■ **Exercise instructions**: Return every line of the data below without any changes.

Excerpt from a dataset:
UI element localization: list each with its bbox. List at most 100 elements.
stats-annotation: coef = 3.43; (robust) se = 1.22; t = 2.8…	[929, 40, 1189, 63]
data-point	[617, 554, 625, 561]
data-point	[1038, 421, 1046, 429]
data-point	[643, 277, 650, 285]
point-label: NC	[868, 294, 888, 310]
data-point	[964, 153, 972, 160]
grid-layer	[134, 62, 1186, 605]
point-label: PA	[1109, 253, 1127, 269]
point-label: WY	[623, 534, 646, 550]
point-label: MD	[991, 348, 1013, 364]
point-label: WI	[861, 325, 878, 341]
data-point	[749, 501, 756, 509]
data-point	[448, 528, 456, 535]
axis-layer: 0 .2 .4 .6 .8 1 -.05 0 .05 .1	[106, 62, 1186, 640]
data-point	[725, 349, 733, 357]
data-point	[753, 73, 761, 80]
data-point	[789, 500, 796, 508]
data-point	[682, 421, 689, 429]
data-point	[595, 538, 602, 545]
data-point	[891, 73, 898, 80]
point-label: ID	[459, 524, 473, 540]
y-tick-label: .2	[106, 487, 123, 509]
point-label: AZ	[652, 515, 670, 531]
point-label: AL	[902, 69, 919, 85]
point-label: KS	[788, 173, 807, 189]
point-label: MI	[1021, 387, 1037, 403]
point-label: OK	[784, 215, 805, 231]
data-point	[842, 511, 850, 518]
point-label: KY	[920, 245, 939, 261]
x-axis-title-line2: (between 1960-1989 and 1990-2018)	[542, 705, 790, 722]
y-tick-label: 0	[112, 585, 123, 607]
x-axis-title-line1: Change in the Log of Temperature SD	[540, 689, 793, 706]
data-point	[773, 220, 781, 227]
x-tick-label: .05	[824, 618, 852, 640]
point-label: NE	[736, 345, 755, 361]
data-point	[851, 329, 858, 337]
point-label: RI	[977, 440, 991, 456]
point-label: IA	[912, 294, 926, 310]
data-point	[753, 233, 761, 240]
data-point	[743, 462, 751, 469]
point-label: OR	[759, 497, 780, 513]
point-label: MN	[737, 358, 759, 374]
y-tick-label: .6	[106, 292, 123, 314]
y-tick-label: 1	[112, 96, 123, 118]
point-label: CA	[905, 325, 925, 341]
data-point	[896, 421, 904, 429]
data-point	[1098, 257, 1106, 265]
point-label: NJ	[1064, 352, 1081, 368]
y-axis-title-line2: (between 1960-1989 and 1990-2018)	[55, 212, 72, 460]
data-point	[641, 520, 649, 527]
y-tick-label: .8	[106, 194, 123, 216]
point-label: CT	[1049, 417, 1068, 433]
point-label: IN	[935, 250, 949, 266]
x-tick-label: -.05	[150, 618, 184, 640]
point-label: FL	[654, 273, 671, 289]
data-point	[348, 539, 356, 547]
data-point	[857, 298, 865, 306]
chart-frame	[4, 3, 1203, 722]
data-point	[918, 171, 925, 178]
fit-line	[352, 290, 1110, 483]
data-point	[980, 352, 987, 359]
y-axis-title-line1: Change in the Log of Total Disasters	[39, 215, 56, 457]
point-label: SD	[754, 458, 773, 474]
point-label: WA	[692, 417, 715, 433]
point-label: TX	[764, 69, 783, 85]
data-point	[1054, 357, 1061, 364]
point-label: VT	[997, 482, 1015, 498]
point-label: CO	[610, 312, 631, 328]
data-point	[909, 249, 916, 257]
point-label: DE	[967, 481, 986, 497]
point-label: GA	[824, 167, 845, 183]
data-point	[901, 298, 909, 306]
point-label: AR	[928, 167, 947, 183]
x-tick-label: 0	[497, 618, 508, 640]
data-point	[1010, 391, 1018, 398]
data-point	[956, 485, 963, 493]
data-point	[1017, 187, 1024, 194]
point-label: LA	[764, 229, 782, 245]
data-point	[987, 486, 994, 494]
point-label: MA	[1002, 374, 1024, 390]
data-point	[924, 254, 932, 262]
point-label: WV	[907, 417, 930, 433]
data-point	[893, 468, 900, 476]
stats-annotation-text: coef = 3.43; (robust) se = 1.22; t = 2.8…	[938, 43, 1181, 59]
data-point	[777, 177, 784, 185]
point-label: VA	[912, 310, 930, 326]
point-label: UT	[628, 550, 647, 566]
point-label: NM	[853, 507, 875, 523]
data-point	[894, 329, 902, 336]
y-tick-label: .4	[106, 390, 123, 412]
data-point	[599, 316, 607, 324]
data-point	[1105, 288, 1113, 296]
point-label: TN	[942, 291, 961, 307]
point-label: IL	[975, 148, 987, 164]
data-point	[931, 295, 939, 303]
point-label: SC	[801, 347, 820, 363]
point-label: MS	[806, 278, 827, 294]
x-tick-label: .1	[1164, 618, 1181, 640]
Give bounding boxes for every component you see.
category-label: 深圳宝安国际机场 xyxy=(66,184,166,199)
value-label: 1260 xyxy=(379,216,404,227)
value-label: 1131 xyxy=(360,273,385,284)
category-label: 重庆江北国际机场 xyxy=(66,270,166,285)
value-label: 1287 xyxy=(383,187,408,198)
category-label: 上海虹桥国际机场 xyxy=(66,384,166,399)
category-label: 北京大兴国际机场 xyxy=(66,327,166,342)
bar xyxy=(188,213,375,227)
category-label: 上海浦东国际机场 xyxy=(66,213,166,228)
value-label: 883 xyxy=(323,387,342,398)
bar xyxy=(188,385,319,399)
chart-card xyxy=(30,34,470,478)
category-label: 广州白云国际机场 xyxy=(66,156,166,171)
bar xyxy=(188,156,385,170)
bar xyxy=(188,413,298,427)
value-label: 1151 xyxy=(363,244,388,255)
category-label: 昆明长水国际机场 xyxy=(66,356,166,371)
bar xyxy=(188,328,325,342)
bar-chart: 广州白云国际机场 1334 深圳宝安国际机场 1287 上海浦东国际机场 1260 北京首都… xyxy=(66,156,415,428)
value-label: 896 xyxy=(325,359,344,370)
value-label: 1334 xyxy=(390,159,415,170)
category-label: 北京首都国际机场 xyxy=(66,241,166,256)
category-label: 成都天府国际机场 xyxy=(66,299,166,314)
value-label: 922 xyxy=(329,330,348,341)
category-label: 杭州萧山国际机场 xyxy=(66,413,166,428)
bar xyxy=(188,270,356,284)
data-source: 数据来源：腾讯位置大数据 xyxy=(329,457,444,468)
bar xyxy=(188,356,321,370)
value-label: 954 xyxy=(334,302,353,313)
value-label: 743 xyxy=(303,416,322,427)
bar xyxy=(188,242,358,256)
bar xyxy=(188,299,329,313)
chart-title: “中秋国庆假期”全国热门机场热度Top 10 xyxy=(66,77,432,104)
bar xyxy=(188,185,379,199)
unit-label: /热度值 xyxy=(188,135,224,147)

■ **Solution**:
UI element localization: list each with its bbox. List at most 100 elements.
stats-annotation: coef = 3.43; (robust) se = 1.22; t = 2.8…	[929, 40, 1189, 63]
data-point	[617, 554, 625, 561]
data-point	[1038, 421, 1046, 429]
data-point	[643, 277, 650, 285]
point-label: NC	[868, 294, 888, 310]
data-point	[964, 153, 972, 160]
grid-layer	[134, 62, 1186, 605]
point-label: PA	[1109, 253, 1127, 269]
point-label: WY	[623, 534, 646, 550]
point-label: MD	[991, 348, 1013, 364]
point-label: WI	[861, 325, 878, 341]
data-point	[749, 501, 756, 509]
data-point	[448, 528, 456, 535]
axis-layer: 0 .2 .4 .6 .8 1 -.05 0 .05 .1	[106, 62, 1186, 640]
data-point	[725, 349, 733, 357]
data-point	[753, 73, 761, 80]
data-point	[789, 500, 796, 508]
data-point	[682, 421, 689, 429]
data-point	[595, 538, 602, 545]
data-point	[891, 73, 898, 80]
point-label: ID	[459, 524, 473, 540]
y-tick-label: .2	[106, 487, 123, 509]
point-label: AZ	[652, 515, 670, 531]
point-label: AL	[902, 69, 919, 85]
point-label: KS	[788, 173, 807, 189]
point-label: MI	[1021, 387, 1037, 403]
point-label: OK	[784, 215, 805, 231]
data-point	[842, 511, 850, 518]
point-label: KY	[920, 245, 939, 261]
x-axis-title-line2: (between 1960-1989 and 1990-2018)	[542, 705, 790, 722]
y-tick-label: 0	[112, 585, 123, 607]
x-axis-title-line1: Change in the Log of Temperature SD	[540, 689, 793, 706]
data-point	[773, 220, 781, 227]
x-tick-label: .05	[824, 618, 852, 640]
point-label: NE	[736, 345, 755, 361]
data-point	[851, 329, 858, 337]
point-label: RI	[977, 440, 991, 456]
point-label: IA	[912, 294, 926, 310]
data-point	[753, 233, 761, 240]
data-point	[743, 462, 751, 469]
point-label: OR	[759, 497, 780, 513]
point-label: MN	[737, 358, 759, 374]
y-tick-label: .6	[106, 292, 123, 314]
y-tick-label: 1	[112, 96, 123, 118]
point-label: CA	[905, 325, 925, 341]
data-point	[896, 421, 904, 429]
data-point	[1098, 257, 1106, 265]
point-label: NJ	[1064, 352, 1081, 368]
y-axis-title-line2: (between 1960-1989 and 1990-2018)	[55, 212, 72, 460]
data-point	[641, 520, 649, 527]
y-tick-label: .8	[106, 194, 123, 216]
point-label: CT	[1049, 417, 1068, 433]
point-label: IN	[935, 250, 949, 266]
x-tick-label: -.05	[150, 618, 184, 640]
point-label: FL	[654, 273, 671, 289]
data-point	[348, 539, 356, 547]
data-point	[857, 298, 865, 306]
chart-frame	[4, 3, 1203, 722]
data-point	[918, 171, 925, 178]
fit-line	[352, 290, 1110, 483]
data-point	[980, 352, 987, 359]
y-axis-title-line1: Change in the Log of Total Disasters	[39, 215, 56, 457]
point-label: SD	[754, 458, 773, 474]
point-label: WA	[692, 417, 715, 433]
point-label: TX	[764, 69, 783, 85]
data-point	[1054, 357, 1061, 364]
point-label: VT	[997, 482, 1015, 498]
point-label: CO	[610, 312, 631, 328]
data-point	[909, 249, 916, 257]
point-label: DE	[967, 481, 986, 497]
point-label: GA	[824, 167, 845, 183]
data-point	[901, 298, 909, 306]
point-label: AR	[928, 167, 947, 183]
x-tick-label: 0	[497, 618, 508, 640]
data-point	[1010, 391, 1018, 398]
data-point	[956, 485, 963, 493]
data-point	[1017, 187, 1024, 194]
point-label: LA	[764, 229, 782, 245]
data-point	[987, 486, 994, 494]
point-label: MA	[1002, 374, 1024, 390]
data-point	[924, 254, 932, 262]
point-label: WV	[907, 417, 930, 433]
data-point	[893, 468, 900, 476]
stats-annotation-text: coef = 3.43; (robust) se = 1.22; t = 2.8…	[938, 43, 1181, 59]
data-point	[777, 177, 784, 185]
point-label: VA	[912, 310, 930, 326]
point-label: UT	[628, 550, 647, 566]
point-label: NM	[853, 507, 875, 523]
data-point	[894, 329, 902, 336]
y-tick-label: .4	[106, 390, 123, 412]
data-point	[599, 316, 607, 324]
data-point	[1105, 288, 1113, 296]
point-label: TN	[942, 291, 961, 307]
point-label: IL	[975, 148, 987, 164]
data-point	[931, 295, 939, 303]
point-label: SC	[801, 347, 820, 363]
point-label: MS	[806, 278, 827, 294]
x-tick-label: .1	[1164, 618, 1181, 640]
Give bounding boxes for every component you see.
category-label: 深圳宝安国际机场 xyxy=(66,184,166,199)
value-label: 1260 xyxy=(379,216,404,227)
value-label: 1131 xyxy=(360,273,385,284)
category-label: 重庆江北国际机场 xyxy=(66,270,166,285)
value-label: 1287 xyxy=(383,187,408,198)
category-label: 上海虹桥国际机场 xyxy=(66,384,166,399)
category-label: 北京大兴国际机场 xyxy=(66,327,166,342)
bar xyxy=(188,213,375,227)
category-label: 上海浦东国际机场 xyxy=(66,213,166,228)
value-label: 883 xyxy=(323,387,342,398)
bar xyxy=(188,385,319,399)
chart-card xyxy=(30,34,470,478)
category-label: 广州白云国际机场 xyxy=(66,156,166,171)
bar xyxy=(188,156,385,170)
bar xyxy=(188,413,298,427)
value-label: 1151 xyxy=(363,244,388,255)
category-label: 昆明长水国际机场 xyxy=(66,356,166,371)
bar xyxy=(188,328,325,342)
bar-chart: 广州白云国际机场 1334 深圳宝安国际机场 1287 上海浦东国际机场 1260 北京首都… xyxy=(66,156,415,428)
value-label: 896 xyxy=(325,359,344,370)
value-label: 1334 xyxy=(390,159,415,170)
category-label: 北京首都国际机场 xyxy=(66,241,166,256)
category-label: 成都天府国际机场 xyxy=(66,299,166,314)
value-label: 922 xyxy=(329,330,348,341)
category-label: 杭州萧山国际机场 xyxy=(66,413,166,428)
bar xyxy=(188,270,356,284)
data-source: 数据来源：腾讯位置大数据 xyxy=(329,457,444,468)
bar xyxy=(188,356,321,370)
value-label: 954 xyxy=(334,302,353,313)
value-label: 743 xyxy=(303,416,322,427)
bar xyxy=(188,242,358,256)
bar xyxy=(188,299,329,313)
chart-title: “中秋国庆假期”全国热门机场热度Top 10 xyxy=(66,77,432,104)
bar xyxy=(188,185,379,199)
unit-label: /热度值 xyxy=(188,135,224,147)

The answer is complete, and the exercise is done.